> **WHAT IS BEING ASKED**: Repeat the records in full and exactly, omitting pictures.

START

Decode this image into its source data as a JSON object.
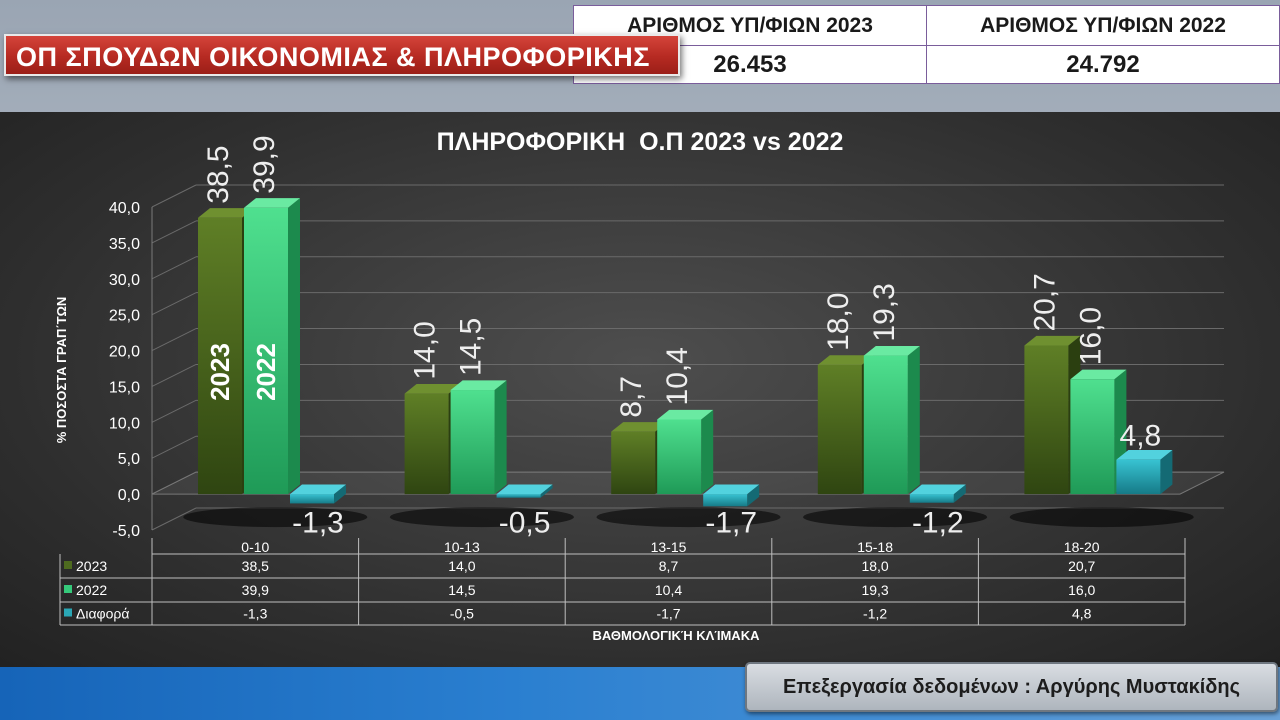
{
  "header": {
    "banner_title": "ΟΠ ΣΠΟΥΔΩΝ ΟΙΚΟΝΟΜΙΑΣ & ΠΛΗΡΟΦΟΡΙΚΗΣ",
    "stats": {
      "label_2023": "ΑΡΙΘΜΟΣ ΥΠ/ΦΙΩΝ 2023",
      "value_2023": "26.453",
      "label_2022": "ΑΡΙΘΜΟΣ ΥΠ/ΦΙΩΝ 2022",
      "value_2022": "24.792"
    }
  },
  "footer": {
    "credit": "Επεξεργασία δεδομένων : Αργύρης Μυστακίδης"
  },
  "colors": {
    "s2023": "#4e6b1f",
    "s2022": "#35c97a",
    "diff": "#2aa7b5",
    "banner": "#b62a22"
  },
  "chart_data": {
    "type": "bar",
    "title": "ΠΛΗΡΟΦΟΡΙΚΗ  Ο.Π 2023 vs 2022",
    "xlabel": "ΒΑΘΜΟΛΟΓΙΚΉ ΚΛΊΜΑΚΑ",
    "ylabel": "% ΠΟΣΟΣΤΑ ΓΡΑΠ΄ΤΩΝ",
    "ylim": [
      -5,
      40
    ],
    "yticks": [
      "-5,0",
      "0,0",
      "5,0",
      "10,0",
      "15,0",
      "20,0",
      "25,0",
      "30,0",
      "35,0",
      "40,0"
    ],
    "categories": [
      "0-10",
      "10-13",
      "13-15",
      "15-18",
      "18-20"
    ],
    "series": [
      {
        "name": "2023",
        "values": [
          38.5,
          14.0,
          8.7,
          18.0,
          20.7
        ],
        "labels": [
          "38,5",
          "14,0",
          "8,7",
          "18,0",
          "20,7"
        ]
      },
      {
        "name": "2022",
        "values": [
          39.9,
          14.5,
          10.4,
          19.3,
          16.0
        ],
        "labels": [
          "39,9",
          "14,5",
          "10,4",
          "19,3",
          "16,0"
        ]
      },
      {
        "name": "Διαφορά",
        "values": [
          -1.3,
          -0.5,
          -1.7,
          -1.2,
          4.8
        ],
        "labels": [
          "-1,3",
          "-0,5",
          "-1,7",
          "-1,2",
          "4,8"
        ]
      }
    ],
    "bar_annotations": [
      "2023",
      "2022"
    ],
    "grid": true,
    "data_table": true
  }
}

END

> **SOLUTION TO THE EXERCISE**:
Decode this image into its source data as a JSON object.
{
  "header": {
    "banner_title": "ΟΠ ΣΠΟΥΔΩΝ ΟΙΚΟΝΟΜΙΑΣ & ΠΛΗΡΟΦΟΡΙΚΗΣ",
    "stats": {
      "label_2023": "ΑΡΙΘΜΟΣ ΥΠ/ΦΙΩΝ 2023",
      "value_2023": "26.453",
      "label_2022": "ΑΡΙΘΜΟΣ ΥΠ/ΦΙΩΝ 2022",
      "value_2022": "24.792"
    }
  },
  "footer": {
    "credit": "Επεξεργασία δεδομένων : Αργύρης Μυστακίδης"
  },
  "colors": {
    "s2023": "#4e6b1f",
    "s2022": "#35c97a",
    "diff": "#2aa7b5",
    "banner": "#b62a22"
  },
  "chart_data": {
    "type": "bar",
    "title": "ΠΛΗΡΟΦΟΡΙΚΗ  Ο.Π 2023 vs 2022",
    "xlabel": "ΒΑΘΜΟΛΟΓΙΚΉ ΚΛΊΜΑΚΑ",
    "ylabel": "% ΠΟΣΟΣΤΑ ΓΡΑΠ΄ΤΩΝ",
    "ylim": [
      -5,
      40
    ],
    "yticks": [
      "-5,0",
      "0,0",
      "5,0",
      "10,0",
      "15,0",
      "20,0",
      "25,0",
      "30,0",
      "35,0",
      "40,0"
    ],
    "categories": [
      "0-10",
      "10-13",
      "13-15",
      "15-18",
      "18-20"
    ],
    "series": [
      {
        "name": "2023",
        "values": [
          38.5,
          14.0,
          8.7,
          18.0,
          20.7
        ],
        "labels": [
          "38,5",
          "14,0",
          "8,7",
          "18,0",
          "20,7"
        ]
      },
      {
        "name": "2022",
        "values": [
          39.9,
          14.5,
          10.4,
          19.3,
          16.0
        ],
        "labels": [
          "39,9",
          "14,5",
          "10,4",
          "19,3",
          "16,0"
        ]
      },
      {
        "name": "Διαφορά",
        "values": [
          -1.3,
          -0.5,
          -1.7,
          -1.2,
          4.8
        ],
        "labels": [
          "-1,3",
          "-0,5",
          "-1,7",
          "-1,2",
          "4,8"
        ]
      }
    ],
    "bar_annotations": [
      "2023",
      "2022"
    ],
    "grid": true,
    "data_table": true
  }
}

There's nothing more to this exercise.